__Input__.
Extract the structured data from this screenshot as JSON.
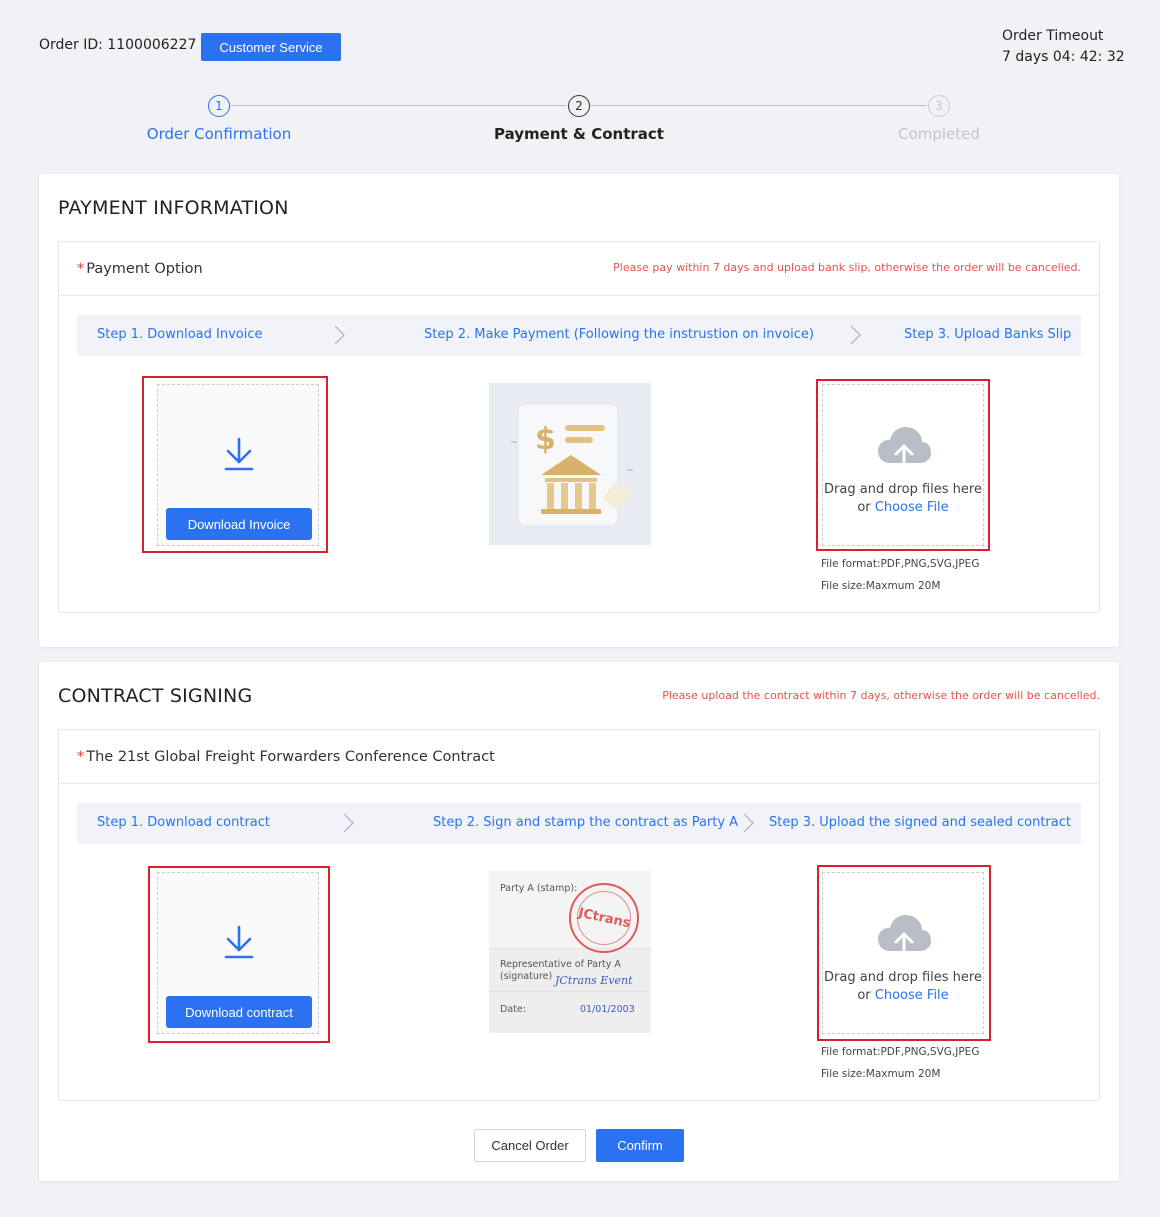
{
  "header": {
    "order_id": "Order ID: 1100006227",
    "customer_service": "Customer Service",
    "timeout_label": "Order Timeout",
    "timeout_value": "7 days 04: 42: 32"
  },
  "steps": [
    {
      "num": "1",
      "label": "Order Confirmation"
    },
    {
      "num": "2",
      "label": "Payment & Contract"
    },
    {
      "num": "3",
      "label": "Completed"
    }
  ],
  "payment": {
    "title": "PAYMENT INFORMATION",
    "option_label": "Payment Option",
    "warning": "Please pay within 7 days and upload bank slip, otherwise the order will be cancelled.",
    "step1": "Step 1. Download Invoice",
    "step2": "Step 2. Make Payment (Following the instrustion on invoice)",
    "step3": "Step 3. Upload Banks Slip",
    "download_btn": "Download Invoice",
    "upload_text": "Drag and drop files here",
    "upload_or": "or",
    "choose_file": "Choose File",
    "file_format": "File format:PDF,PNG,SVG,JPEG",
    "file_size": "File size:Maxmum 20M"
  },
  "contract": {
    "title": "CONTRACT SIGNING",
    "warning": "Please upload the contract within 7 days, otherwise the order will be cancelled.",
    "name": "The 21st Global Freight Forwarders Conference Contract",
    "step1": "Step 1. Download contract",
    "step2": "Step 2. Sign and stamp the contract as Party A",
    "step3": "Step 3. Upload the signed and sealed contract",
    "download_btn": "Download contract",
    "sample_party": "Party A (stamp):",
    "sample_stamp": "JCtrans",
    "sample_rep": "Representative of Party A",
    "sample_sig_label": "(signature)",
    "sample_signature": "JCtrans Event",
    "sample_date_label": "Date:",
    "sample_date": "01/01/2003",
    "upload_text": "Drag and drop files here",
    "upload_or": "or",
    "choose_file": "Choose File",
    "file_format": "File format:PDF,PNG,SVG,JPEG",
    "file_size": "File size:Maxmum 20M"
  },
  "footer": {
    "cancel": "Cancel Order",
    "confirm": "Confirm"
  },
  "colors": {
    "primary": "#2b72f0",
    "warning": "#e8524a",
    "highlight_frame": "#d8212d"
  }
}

__Given request__.
Write out each entry exactly as given, omitting any picture.

__Written solution__.
Extract the structured data from this screenshot as JSON.
{
  "header": {
    "order_id": "Order ID: 1100006227",
    "customer_service": "Customer Service",
    "timeout_label": "Order Timeout",
    "timeout_value": "7 days 04: 42: 32"
  },
  "steps": [
    {
      "num": "1",
      "label": "Order Confirmation"
    },
    {
      "num": "2",
      "label": "Payment & Contract"
    },
    {
      "num": "3",
      "label": "Completed"
    }
  ],
  "payment": {
    "title": "PAYMENT INFORMATION",
    "option_label": "Payment Option",
    "warning": "Please pay within 7 days and upload bank slip, otherwise the order will be cancelled.",
    "step1": "Step 1. Download Invoice",
    "step2": "Step 2. Make Payment (Following the instrustion on invoice)",
    "step3": "Step 3. Upload Banks Slip",
    "download_btn": "Download Invoice",
    "upload_text": "Drag and drop files here",
    "upload_or": "or",
    "choose_file": "Choose File",
    "file_format": "File format:PDF,PNG,SVG,JPEG",
    "file_size": "File size:Maxmum 20M"
  },
  "contract": {
    "title": "CONTRACT SIGNING",
    "warning": "Please upload the contract within 7 days, otherwise the order will be cancelled.",
    "name": "The 21st Global Freight Forwarders Conference Contract",
    "step1": "Step 1. Download contract",
    "step2": "Step 2. Sign and stamp the contract as Party A",
    "step3": "Step 3. Upload the signed and sealed contract",
    "download_btn": "Download contract",
    "sample_party": "Party A (stamp):",
    "sample_stamp": "JCtrans",
    "sample_rep": "Representative of Party A",
    "sample_sig_label": "(signature)",
    "sample_signature": "JCtrans Event",
    "sample_date_label": "Date:",
    "sample_date": "01/01/2003",
    "upload_text": "Drag and drop files here",
    "upload_or": "or",
    "choose_file": "Choose File",
    "file_format": "File format:PDF,PNG,SVG,JPEG",
    "file_size": "File size:Maxmum 20M"
  },
  "footer": {
    "cancel": "Cancel Order",
    "confirm": "Confirm"
  },
  "colors": {
    "primary": "#2b72f0",
    "warning": "#e8524a",
    "highlight_frame": "#d8212d"
  }
}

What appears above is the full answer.